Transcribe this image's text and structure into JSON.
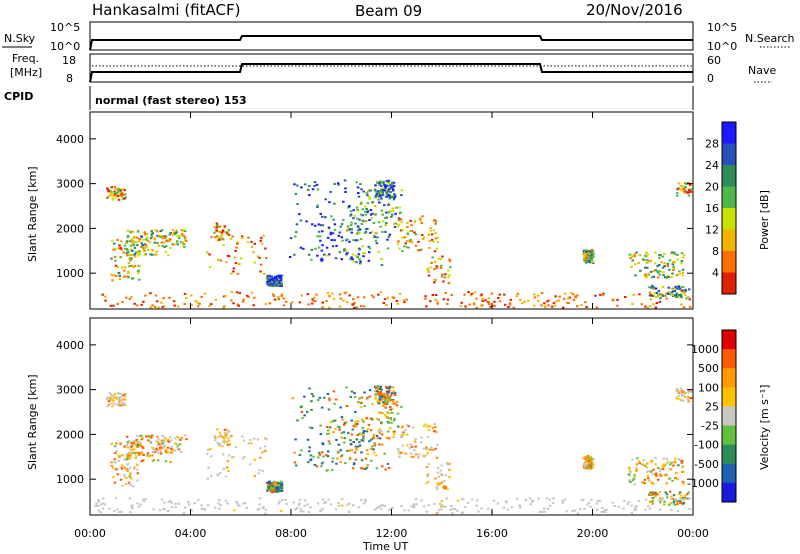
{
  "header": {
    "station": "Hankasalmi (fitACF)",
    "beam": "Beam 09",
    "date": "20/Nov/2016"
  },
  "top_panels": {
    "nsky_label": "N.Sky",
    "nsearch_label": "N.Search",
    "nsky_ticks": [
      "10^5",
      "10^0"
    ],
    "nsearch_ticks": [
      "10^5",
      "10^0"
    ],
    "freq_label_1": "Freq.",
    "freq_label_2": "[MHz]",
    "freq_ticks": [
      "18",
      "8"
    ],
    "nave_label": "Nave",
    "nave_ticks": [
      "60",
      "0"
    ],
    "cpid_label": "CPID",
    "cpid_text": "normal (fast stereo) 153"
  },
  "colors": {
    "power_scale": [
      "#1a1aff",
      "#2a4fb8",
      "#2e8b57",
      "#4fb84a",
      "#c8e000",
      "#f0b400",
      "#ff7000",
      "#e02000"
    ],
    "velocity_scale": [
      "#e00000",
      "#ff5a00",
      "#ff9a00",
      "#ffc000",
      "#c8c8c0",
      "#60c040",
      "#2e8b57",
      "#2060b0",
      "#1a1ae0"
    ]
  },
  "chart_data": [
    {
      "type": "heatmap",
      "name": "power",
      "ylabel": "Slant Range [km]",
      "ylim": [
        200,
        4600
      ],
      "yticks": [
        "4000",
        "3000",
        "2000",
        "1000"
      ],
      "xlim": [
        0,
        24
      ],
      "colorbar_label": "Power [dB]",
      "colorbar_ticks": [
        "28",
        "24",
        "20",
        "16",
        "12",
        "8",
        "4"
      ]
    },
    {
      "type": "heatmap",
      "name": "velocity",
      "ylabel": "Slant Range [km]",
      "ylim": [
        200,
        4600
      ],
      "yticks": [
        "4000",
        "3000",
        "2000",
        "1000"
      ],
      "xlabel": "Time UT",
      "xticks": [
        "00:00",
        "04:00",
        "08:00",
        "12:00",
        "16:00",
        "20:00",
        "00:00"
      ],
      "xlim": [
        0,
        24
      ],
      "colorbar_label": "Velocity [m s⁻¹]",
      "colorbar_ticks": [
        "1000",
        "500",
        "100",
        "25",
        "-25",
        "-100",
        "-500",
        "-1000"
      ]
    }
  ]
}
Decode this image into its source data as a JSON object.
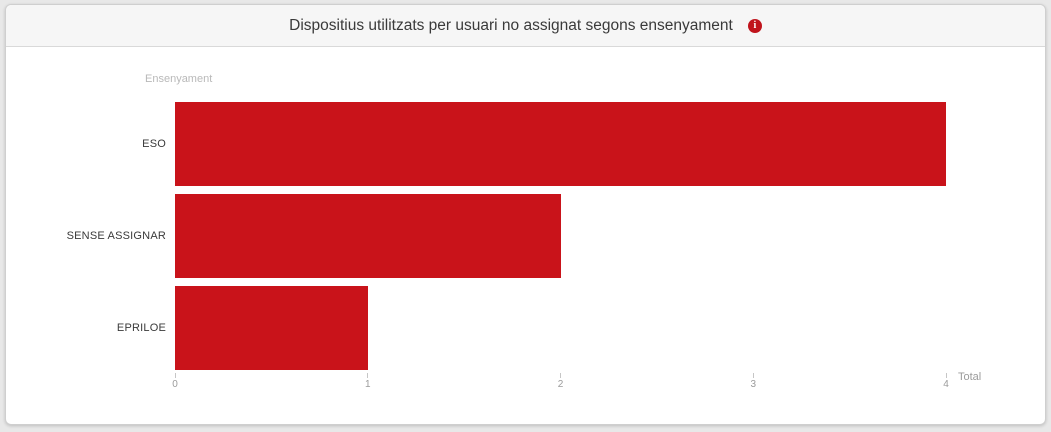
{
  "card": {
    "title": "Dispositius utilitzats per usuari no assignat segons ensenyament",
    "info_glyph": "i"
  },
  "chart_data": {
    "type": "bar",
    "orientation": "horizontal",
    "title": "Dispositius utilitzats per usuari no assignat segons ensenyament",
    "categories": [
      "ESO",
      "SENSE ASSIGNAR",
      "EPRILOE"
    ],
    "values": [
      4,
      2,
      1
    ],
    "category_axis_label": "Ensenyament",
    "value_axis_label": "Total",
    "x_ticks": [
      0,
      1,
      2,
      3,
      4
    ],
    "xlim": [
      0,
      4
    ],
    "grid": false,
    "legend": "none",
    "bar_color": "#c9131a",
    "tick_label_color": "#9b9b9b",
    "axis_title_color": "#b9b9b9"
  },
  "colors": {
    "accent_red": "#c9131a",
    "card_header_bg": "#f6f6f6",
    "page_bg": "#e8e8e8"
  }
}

__Problem to work on__: Leave out the pictures and give the listing above again exactly.

__Answer__:
Transcribe this image's text and structure into JSON.
{
  "header": {
    "station": "Hankasalmi (fitACF)",
    "beam": "Beam 09",
    "date": "20/Nov/2016"
  },
  "top_panels": {
    "nsky_label": "N.Sky",
    "nsearch_label": "N.Search",
    "nsky_ticks": [
      "10^5",
      "10^0"
    ],
    "nsearch_ticks": [
      "10^5",
      "10^0"
    ],
    "freq_label_1": "Freq.",
    "freq_label_2": "[MHz]",
    "freq_ticks": [
      "18",
      "8"
    ],
    "nave_label": "Nave",
    "nave_ticks": [
      "60",
      "0"
    ],
    "cpid_label": "CPID",
    "cpid_text": "normal (fast stereo) 153"
  },
  "colors": {
    "power_scale": [
      "#1a1aff",
      "#2a4fb8",
      "#2e8b57",
      "#4fb84a",
      "#c8e000",
      "#f0b400",
      "#ff7000",
      "#e02000"
    ],
    "velocity_scale": [
      "#e00000",
      "#ff5a00",
      "#ff9a00",
      "#ffc000",
      "#c8c8c0",
      "#60c040",
      "#2e8b57",
      "#2060b0",
      "#1a1ae0"
    ]
  },
  "chart_data": [
    {
      "type": "heatmap",
      "name": "power",
      "ylabel": "Slant Range [km]",
      "ylim": [
        200,
        4600
      ],
      "yticks": [
        "4000",
        "3000",
        "2000",
        "1000"
      ],
      "xlim": [
        0,
        24
      ],
      "colorbar_label": "Power [dB]",
      "colorbar_ticks": [
        "28",
        "24",
        "20",
        "16",
        "12",
        "8",
        "4"
      ]
    },
    {
      "type": "heatmap",
      "name": "velocity",
      "ylabel": "Slant Range [km]",
      "ylim": [
        200,
        4600
      ],
      "yticks": [
        "4000",
        "3000",
        "2000",
        "1000"
      ],
      "xlabel": "Time UT",
      "xticks": [
        "00:00",
        "04:00",
        "08:00",
        "12:00",
        "16:00",
        "20:00",
        "00:00"
      ],
      "xlim": [
        0,
        24
      ],
      "colorbar_label": "Velocity [m s⁻¹]",
      "colorbar_ticks": [
        "1000",
        "500",
        "100",
        "25",
        "-25",
        "-100",
        "-500",
        "-1000"
      ]
    }
  ]
}
Decode this image into its source data as a JSON object.
{
  "card": {
    "title": "Dispositius utilitzats per usuari no assignat segons ensenyament",
    "info_glyph": "i"
  },
  "chart_data": {
    "type": "bar",
    "orientation": "horizontal",
    "title": "Dispositius utilitzats per usuari no assignat segons ensenyament",
    "categories": [
      "ESO",
      "SENSE ASSIGNAR",
      "EPRILOE"
    ],
    "values": [
      4,
      2,
      1
    ],
    "category_axis_label": "Ensenyament",
    "value_axis_label": "Total",
    "x_ticks": [
      0,
      1,
      2,
      3,
      4
    ],
    "xlim": [
      0,
      4
    ],
    "grid": false,
    "legend": "none",
    "bar_color": "#c9131a",
    "tick_label_color": "#9b9b9b",
    "axis_title_color": "#b9b9b9"
  },
  "colors": {
    "accent_red": "#c9131a",
    "card_header_bg": "#f6f6f6",
    "page_bg": "#e8e8e8"
  }
}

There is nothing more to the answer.